Exercise prompt
Write out the entire listing below exactly as it appears, minus any pictures.

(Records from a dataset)
◇ ◇ ◇ ◇ ◇ ◇ ◇

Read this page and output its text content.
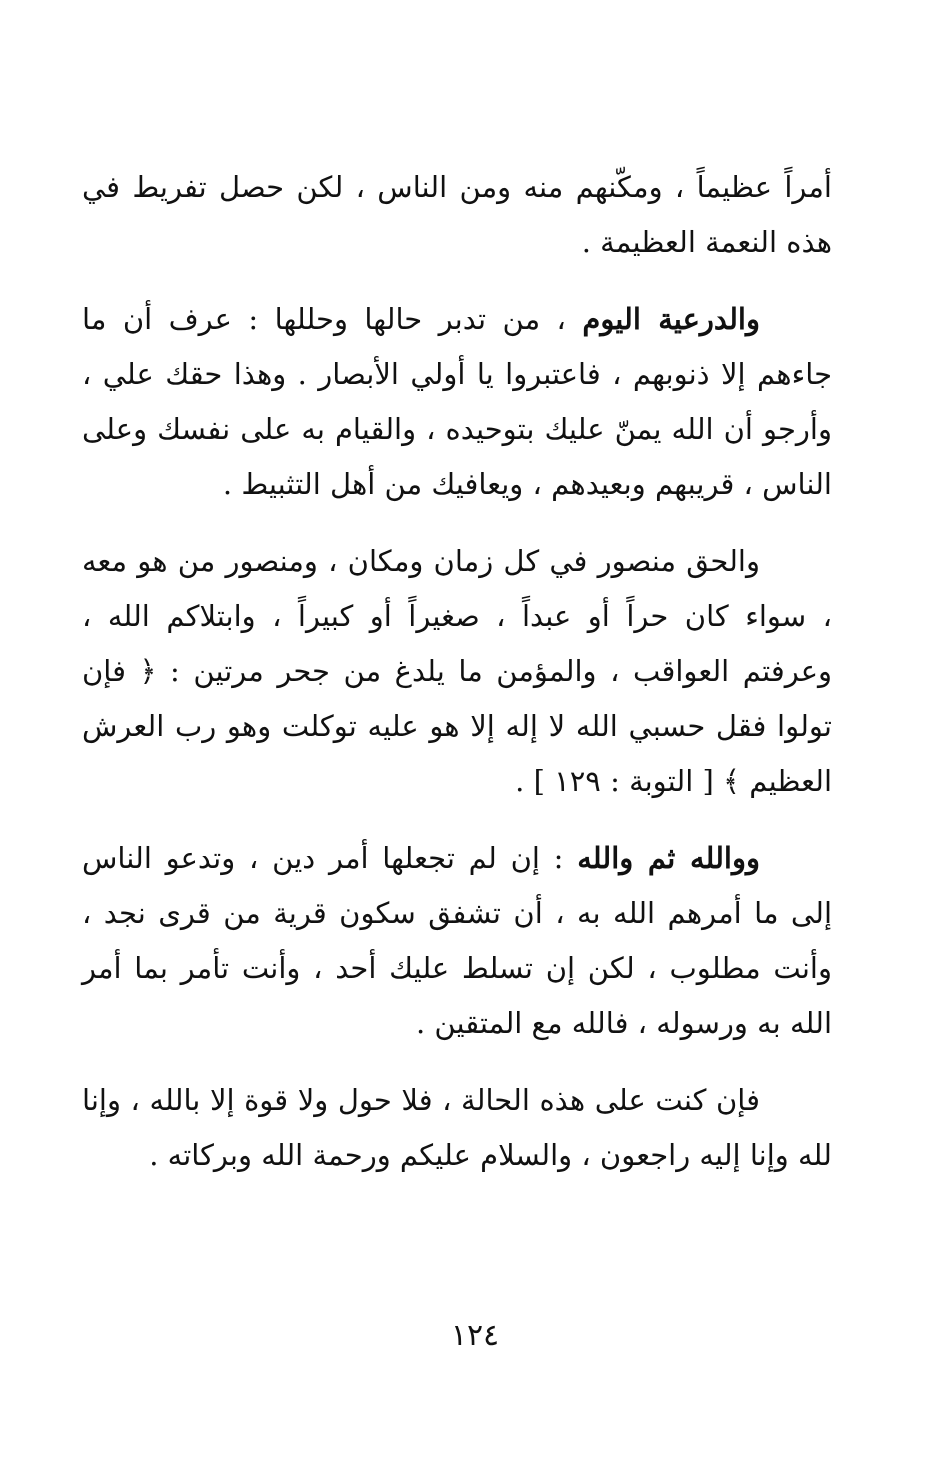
أمراً عظيماً ، ومكّنهم منه ومن الناس ، لكن حصل تفريط في هذه النعمة العظيمة .

والدرعية اليوم ، من تدبر حالها وحللها : عرف أن ما جاءهم إلا ذنوبهم ، فاعتبروا يا أولي الأبصار . وهذا حقك علي ، وأرجو أن الله يمنّ عليك بتوحيده ، والقيام به على نفسك وعلى الناس ، قريبهم وبعيدهم ، ويعافيك من أهل التثبيط .

والحق منصور في كل زمان ومكان ، ومنصور من هو معه ، سواء كان حراً أو عبداً ، صغيراً أو كبيراً ، وابتلاكم الله ، وعرفتم العواقب ، والمؤمن ما يلدغ من جحر مرتين : ﴿ فإن تولوا فقل حسبي الله لا إله إلا هو عليه توكلت وهو رب العرش العظيم ﴾ [ التوبة : ١٢٩ ] .

ووالله ثم والله : إن لم تجعلها أمر دين ، وتدعو الناس إلى ما أمرهم الله به ، أن تشفق سكون قرية من قرى نجد ، وأنت مطلوب ، لكن إن تسلط عليك أحد ، وأنت تأمر بما أمر الله به ورسوله ، فالله مع المتقين .

فإن كنت على هذه الحالة ، فلا حول ولا قوة إلا بالله ، وإنا لله وإنا إليه راجعون ، والسلام عليكم ورحمة الله وبركاته .

١٢٤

◇ ◇ ◇ ◇ ◇ ◇ ◇

Solution for this problem
Read this page and output its text content.
أمراً عظيماً ، ومكّنهم منه ومن الناس ، لكن حصل تفريط في هذه النعمة العظيمة .

والدرعية اليوم ، من تدبر حالها وحللها : عرف أن ما جاءهم إلا ذنوبهم ، فاعتبروا يا أولي الأبصار . وهذا حقك علي ، وأرجو أن الله يمنّ عليك بتوحيده ، والقيام به على نفسك وعلى الناس ، قريبهم وبعيدهم ، ويعافيك من أهل التثبيط .

والحق منصور في كل زمان ومكان ، ومنصور من هو معه ، سواء كان حراً أو عبداً ، صغيراً أو كبيراً ، وابتلاكم الله ، وعرفتم العواقب ، والمؤمن ما يلدغ من جحر مرتين : ﴿ فإن تولوا فقل حسبي الله لا إله إلا هو عليه توكلت وهو رب العرش العظيم ﴾ [ التوبة : ١٢٩ ] .

ووالله ثم والله : إن لم تجعلها أمر دين ، وتدعو الناس إلى ما أمرهم الله به ، أن تشفق سكون قرية من قرى نجد ، وأنت مطلوب ، لكن إن تسلط عليك أحد ، وأنت تأمر بما أمر الله به ورسوله ، فالله مع المتقين .

فإن كنت على هذه الحالة ، فلا حول ولا قوة إلا بالله ، وإنا لله وإنا إليه راجعون ، والسلام عليكم ورحمة الله وبركاته .

١٢٤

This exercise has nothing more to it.